Objective: Which lines hold the word "Intensity"? Copy each of them from the material.

Supplied material:
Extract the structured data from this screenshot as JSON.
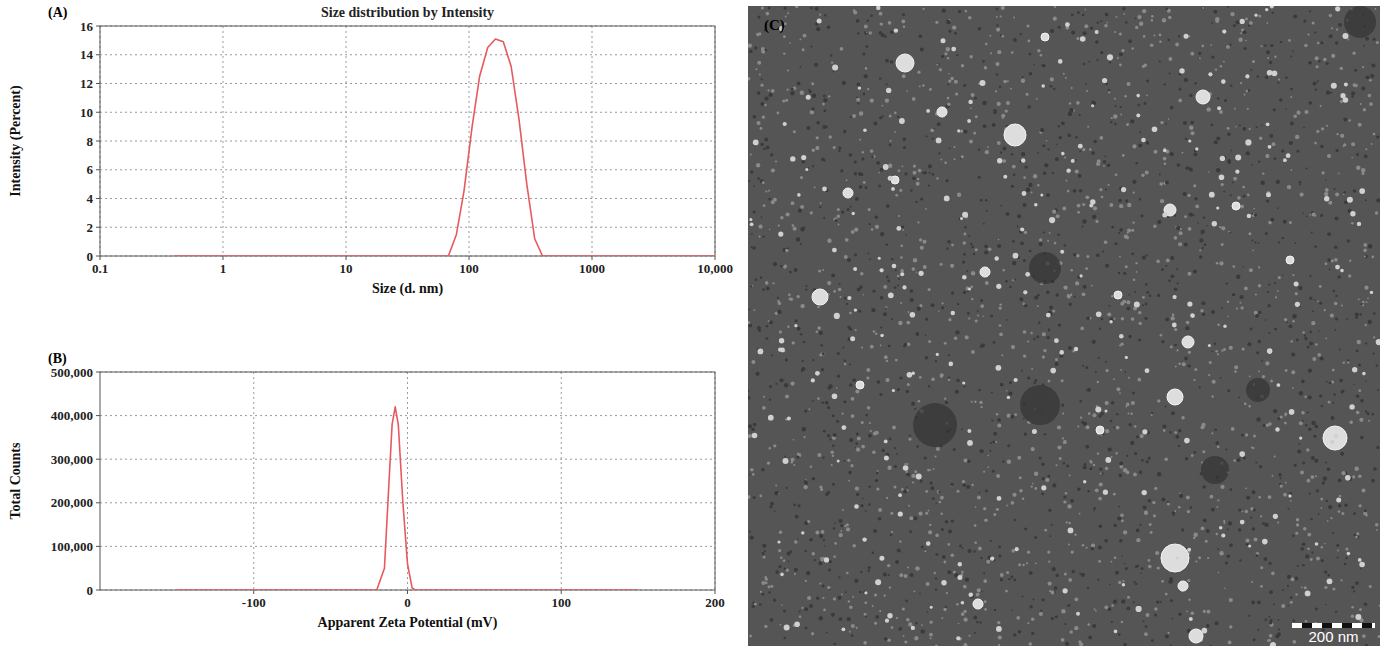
{
  "chart_data": [
    {
      "type": "line",
      "label": "(A)",
      "title": "Size distribution by Intensity",
      "x_label": "Size (d. nm)",
      "y_label": "Intensity (Percent)",
      "log": "x",
      "grid": true,
      "color": "#e8595e",
      "xlim": [
        0.1,
        10000
      ],
      "xticks": [
        0.1,
        1,
        10,
        100,
        1000,
        {
          "value": 10000,
          "label": "10,000"
        }
      ],
      "ylim": [
        0,
        16
      ],
      "yticks": [
        0,
        2,
        4,
        6,
        8,
        10,
        12,
        14,
        16
      ],
      "x": [
        0.4,
        1,
        10,
        50,
        68,
        79,
        91,
        106,
        122,
        142,
        164,
        190,
        220,
        255,
        295,
        342,
        396,
        1000,
        10000
      ],
      "values": [
        0,
        0,
        0,
        0,
        0,
        1.5,
        4.5,
        9,
        12.5,
        14.5,
        15.1,
        14.9,
        13.2,
        9.5,
        5,
        1.2,
        0,
        0,
        0
      ]
    },
    {
      "type": "line",
      "label": "(B)",
      "x_label": "Apparent Zeta Potential (mV)",
      "y_label": "Total Counts",
      "grid": true,
      "color": "#e8595e",
      "xlim": [
        -200,
        200
      ],
      "xticks": [
        -100,
        0,
        100,
        200
      ],
      "ylim": [
        0,
        500000
      ],
      "yticks": [
        0,
        {
          "value": 100000,
          "label": "100,000"
        },
        {
          "value": 200000,
          "label": "200,000"
        },
        {
          "value": 300000,
          "label": "300,000"
        },
        {
          "value": 400000,
          "label": "400,000"
        },
        {
          "value": 500000,
          "label": "500,000"
        }
      ],
      "x": [
        -150,
        -20,
        -15,
        -12,
        -10,
        -8,
        -6,
        -3,
        0,
        3,
        5,
        150
      ],
      "values": [
        0,
        0,
        50000,
        250000,
        380000,
        420000,
        380000,
        200000,
        60000,
        5000,
        0,
        0
      ]
    }
  ],
  "image": {
    "label": "(C)",
    "scale_bar": "200 nm"
  }
}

Result for this exercise:
      "title": "Size distribution by Intensity",
      "y_label": "Intensity (Percent)",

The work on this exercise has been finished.